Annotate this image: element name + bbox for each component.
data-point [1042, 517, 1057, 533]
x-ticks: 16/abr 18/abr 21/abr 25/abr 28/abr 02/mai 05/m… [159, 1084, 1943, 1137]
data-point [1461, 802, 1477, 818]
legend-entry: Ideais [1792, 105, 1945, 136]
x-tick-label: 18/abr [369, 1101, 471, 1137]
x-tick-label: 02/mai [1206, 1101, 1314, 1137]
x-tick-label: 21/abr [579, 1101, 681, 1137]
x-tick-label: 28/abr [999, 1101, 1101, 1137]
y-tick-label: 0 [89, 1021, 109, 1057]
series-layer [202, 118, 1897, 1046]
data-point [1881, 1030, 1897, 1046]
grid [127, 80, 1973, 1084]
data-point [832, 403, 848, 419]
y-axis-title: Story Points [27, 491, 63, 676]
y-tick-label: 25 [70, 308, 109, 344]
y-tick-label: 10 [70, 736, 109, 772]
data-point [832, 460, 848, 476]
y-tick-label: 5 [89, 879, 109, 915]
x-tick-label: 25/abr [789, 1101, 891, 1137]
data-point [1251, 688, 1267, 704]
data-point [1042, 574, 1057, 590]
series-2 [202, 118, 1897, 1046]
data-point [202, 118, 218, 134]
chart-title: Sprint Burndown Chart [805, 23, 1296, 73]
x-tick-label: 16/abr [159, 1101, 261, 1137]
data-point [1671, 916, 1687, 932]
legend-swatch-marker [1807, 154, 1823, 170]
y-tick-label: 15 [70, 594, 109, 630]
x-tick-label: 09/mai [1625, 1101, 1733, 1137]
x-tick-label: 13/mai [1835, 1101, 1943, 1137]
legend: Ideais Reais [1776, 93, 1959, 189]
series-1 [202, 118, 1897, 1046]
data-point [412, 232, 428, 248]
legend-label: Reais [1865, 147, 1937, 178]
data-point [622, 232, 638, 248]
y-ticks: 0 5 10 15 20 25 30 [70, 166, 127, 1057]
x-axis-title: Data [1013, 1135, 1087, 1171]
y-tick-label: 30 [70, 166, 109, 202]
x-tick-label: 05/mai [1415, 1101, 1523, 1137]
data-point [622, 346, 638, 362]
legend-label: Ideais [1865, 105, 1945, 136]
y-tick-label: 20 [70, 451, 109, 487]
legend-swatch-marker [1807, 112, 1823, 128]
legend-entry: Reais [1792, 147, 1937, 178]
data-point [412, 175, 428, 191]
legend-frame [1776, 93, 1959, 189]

━━━━━━━━

_THE REQUEST_.
Present every line of the data above as a numbered list, omitting any blank lines.

_COMPLETED EXERCISE_.
1. Annotate this image: element name + bbox for each component.
2. data-point [1042, 517, 1057, 533]
3. x-ticks: 16/abr 18/abr 21/abr 25/abr 28/abr 02/mai 05/m… [159, 1084, 1943, 1137]
4. data-point [1461, 802, 1477, 818]
5. legend-entry: Ideais [1792, 105, 1945, 136]
6. x-tick-label: 18/abr [369, 1101, 471, 1137]
7. x-tick-label: 02/mai [1206, 1101, 1314, 1137]
8. x-tick-label: 21/abr [579, 1101, 681, 1137]
9. x-tick-label: 28/abr [999, 1101, 1101, 1137]
10. y-tick-label: 0 [89, 1021, 109, 1057]
11. series-layer [202, 118, 1897, 1046]
12. data-point [1881, 1030, 1897, 1046]
13. grid [127, 80, 1973, 1084]
14. data-point [832, 403, 848, 419]
15. y-axis-title: Story Points [27, 491, 63, 676]
16. y-tick-label: 25 [70, 308, 109, 344]
17. y-tick-label: 10 [70, 736, 109, 772]
18. data-point [832, 460, 848, 476]
19. y-tick-label: 5 [89, 879, 109, 915]
20. x-tick-label: 25/abr [789, 1101, 891, 1137]
21. data-point [1251, 688, 1267, 704]
22. data-point [1042, 574, 1057, 590]
23. series-2 [202, 118, 1897, 1046]
24. data-point [202, 118, 218, 134]
25. chart-title: Sprint Burndown Chart [805, 23, 1296, 73]
26. x-tick-label: 16/abr [159, 1101, 261, 1137]
27. data-point [1671, 916, 1687, 932]
28. legend-swatch-marker [1807, 154, 1823, 170]
29. y-tick-label: 15 [70, 594, 109, 630]
30. x-tick-label: 09/mai [1625, 1101, 1733, 1137]
31. x-tick-label: 13/mai [1835, 1101, 1943, 1137]
32. legend: Ideais Reais [1776, 93, 1959, 189]
33. series-1 [202, 118, 1897, 1046]
34. data-point [412, 232, 428, 248]
35. legend-label: Reais [1865, 147, 1937, 178]
36. data-point [622, 232, 638, 248]
37. y-ticks: 0 5 10 15 20 25 30 [70, 166, 127, 1057]
38. x-axis-title: Data [1013, 1135, 1087, 1171]
39. y-tick-label: 30 [70, 166, 109, 202]
40. x-tick-label: 05/mai [1415, 1101, 1523, 1137]
41. data-point [622, 346, 638, 362]
42. legend-label: Ideais [1865, 105, 1945, 136]
43. y-tick-label: 20 [70, 451, 109, 487]
44. legend-swatch-marker [1807, 112, 1823, 128]
45. legend-entry: Reais [1792, 147, 1937, 178]
46. data-point [412, 175, 428, 191]
47. legend-frame [1776, 93, 1959, 189]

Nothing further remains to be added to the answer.